**Working data:**
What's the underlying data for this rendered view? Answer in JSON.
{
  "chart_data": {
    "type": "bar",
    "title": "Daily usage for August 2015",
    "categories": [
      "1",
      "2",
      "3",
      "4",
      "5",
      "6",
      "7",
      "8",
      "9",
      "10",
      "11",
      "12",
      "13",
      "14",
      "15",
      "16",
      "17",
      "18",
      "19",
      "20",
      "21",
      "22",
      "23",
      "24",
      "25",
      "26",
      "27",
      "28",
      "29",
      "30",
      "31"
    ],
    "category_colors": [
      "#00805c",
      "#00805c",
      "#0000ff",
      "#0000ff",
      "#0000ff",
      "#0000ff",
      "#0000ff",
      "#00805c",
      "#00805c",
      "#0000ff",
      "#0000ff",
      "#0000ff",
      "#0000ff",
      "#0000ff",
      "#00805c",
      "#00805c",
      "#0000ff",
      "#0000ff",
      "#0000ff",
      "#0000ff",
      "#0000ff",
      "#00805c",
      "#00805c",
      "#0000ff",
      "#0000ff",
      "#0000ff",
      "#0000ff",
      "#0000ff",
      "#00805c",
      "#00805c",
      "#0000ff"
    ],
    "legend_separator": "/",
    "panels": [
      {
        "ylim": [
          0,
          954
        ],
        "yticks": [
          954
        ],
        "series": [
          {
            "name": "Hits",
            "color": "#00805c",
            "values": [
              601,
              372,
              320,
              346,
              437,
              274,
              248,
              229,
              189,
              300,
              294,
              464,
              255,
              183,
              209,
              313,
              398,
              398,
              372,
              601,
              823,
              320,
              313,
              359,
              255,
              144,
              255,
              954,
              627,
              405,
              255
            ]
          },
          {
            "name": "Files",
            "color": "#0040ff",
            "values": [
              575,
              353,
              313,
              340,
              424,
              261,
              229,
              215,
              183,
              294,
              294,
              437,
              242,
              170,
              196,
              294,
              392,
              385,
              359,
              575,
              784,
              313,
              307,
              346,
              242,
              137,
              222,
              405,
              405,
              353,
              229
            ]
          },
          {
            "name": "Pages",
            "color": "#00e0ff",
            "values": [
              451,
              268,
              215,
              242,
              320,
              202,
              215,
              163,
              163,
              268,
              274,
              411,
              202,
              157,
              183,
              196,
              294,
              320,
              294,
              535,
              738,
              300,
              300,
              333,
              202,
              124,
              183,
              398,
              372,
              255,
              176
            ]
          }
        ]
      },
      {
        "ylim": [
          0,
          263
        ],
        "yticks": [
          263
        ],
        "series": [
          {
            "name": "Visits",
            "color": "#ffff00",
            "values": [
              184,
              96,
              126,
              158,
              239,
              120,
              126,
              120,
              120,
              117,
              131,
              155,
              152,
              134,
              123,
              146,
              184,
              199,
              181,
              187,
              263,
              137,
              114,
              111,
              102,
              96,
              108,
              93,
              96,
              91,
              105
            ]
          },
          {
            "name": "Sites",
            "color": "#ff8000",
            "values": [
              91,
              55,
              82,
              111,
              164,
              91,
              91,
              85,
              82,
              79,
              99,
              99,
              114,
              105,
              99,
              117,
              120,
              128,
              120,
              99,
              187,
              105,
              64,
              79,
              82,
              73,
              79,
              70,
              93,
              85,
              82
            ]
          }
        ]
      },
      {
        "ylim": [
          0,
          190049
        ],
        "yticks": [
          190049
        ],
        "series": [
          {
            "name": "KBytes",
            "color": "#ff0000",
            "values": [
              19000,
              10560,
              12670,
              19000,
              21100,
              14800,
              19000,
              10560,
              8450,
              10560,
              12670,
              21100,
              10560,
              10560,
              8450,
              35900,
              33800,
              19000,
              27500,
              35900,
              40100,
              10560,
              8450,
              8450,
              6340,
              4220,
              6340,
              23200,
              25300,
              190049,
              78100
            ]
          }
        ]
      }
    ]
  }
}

**Exercise details:** Where a line above contains the string "name", copy that line.

**Final answer:**
            "name": "Hits",
            "name": "Files",
            "name": "Pages",
            "name": "Visits",
            "name": "Sites",
            "name": "KBytes",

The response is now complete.